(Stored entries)
· · · · · · ·

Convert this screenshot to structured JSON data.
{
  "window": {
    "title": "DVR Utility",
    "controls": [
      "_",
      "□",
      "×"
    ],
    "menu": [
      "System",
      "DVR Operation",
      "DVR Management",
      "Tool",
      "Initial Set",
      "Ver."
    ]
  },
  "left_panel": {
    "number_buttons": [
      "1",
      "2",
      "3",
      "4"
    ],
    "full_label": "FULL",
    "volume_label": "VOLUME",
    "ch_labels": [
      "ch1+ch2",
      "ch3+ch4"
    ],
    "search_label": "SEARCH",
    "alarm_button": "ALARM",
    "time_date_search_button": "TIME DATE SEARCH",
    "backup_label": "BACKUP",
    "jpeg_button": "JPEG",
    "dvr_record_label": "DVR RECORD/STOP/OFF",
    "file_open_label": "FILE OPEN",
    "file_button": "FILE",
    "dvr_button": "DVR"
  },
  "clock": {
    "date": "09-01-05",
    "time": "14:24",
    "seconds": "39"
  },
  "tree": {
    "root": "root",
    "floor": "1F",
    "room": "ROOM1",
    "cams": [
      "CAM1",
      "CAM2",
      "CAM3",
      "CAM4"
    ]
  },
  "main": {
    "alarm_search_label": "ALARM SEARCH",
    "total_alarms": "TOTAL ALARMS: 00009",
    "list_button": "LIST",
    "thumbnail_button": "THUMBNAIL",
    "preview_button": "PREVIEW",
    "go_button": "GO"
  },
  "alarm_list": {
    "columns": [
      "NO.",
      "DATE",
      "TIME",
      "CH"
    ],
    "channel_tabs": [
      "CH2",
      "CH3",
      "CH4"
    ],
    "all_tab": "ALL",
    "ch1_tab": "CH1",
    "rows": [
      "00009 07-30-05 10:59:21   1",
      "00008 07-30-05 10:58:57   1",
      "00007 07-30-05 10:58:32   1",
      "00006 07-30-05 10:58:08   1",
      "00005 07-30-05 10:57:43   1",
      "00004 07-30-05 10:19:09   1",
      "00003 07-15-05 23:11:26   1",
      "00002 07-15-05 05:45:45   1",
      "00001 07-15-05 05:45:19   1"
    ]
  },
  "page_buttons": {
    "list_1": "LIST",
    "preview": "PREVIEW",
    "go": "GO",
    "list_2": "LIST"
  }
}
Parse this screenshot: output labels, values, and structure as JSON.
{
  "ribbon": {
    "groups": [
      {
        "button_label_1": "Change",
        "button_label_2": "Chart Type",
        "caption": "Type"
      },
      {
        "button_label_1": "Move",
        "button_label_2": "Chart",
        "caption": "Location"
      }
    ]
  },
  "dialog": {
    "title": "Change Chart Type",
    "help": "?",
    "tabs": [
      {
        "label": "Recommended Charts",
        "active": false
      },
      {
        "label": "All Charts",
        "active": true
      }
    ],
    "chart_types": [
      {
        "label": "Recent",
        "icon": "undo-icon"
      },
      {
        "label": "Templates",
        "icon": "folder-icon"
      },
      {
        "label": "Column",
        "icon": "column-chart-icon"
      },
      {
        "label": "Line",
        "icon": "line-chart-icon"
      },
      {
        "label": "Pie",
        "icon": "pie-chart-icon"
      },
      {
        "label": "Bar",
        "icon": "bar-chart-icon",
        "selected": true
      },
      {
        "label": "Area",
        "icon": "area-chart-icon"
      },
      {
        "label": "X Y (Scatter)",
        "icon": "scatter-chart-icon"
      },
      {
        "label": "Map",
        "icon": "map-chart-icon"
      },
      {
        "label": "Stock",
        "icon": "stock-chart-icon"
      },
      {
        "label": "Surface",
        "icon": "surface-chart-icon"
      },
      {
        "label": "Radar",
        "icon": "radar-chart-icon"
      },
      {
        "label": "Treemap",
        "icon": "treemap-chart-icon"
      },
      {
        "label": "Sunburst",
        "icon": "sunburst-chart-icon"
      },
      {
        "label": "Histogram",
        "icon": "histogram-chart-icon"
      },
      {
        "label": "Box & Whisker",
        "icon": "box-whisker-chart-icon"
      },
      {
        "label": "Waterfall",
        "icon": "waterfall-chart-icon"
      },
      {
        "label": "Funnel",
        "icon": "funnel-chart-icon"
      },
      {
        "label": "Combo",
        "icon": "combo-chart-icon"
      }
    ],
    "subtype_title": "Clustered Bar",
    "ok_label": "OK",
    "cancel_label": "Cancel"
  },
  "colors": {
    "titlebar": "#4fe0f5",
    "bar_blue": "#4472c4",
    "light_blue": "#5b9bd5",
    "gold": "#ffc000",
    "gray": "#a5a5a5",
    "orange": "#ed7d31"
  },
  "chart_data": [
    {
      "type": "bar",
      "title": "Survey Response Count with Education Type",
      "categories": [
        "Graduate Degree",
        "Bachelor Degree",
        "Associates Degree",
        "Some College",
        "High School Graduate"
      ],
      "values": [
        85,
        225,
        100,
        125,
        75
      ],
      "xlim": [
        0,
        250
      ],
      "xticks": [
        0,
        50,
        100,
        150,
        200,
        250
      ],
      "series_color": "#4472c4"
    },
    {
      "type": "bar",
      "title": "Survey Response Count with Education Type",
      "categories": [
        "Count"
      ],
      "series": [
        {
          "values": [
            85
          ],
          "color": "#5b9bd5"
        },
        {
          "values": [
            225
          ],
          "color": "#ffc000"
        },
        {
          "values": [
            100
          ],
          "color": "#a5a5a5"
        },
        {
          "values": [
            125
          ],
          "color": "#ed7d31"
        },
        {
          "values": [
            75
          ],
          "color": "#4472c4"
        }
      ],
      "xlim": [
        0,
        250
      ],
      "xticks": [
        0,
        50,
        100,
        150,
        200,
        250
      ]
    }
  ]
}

· · · · · · ·

[What is needed] Lines that include the word "JSON" are to be extracted from the data above.

[Written solution]
Convert this screenshot to structured JSON data.
Parse this screenshot: output labels, values, and structure as JSON.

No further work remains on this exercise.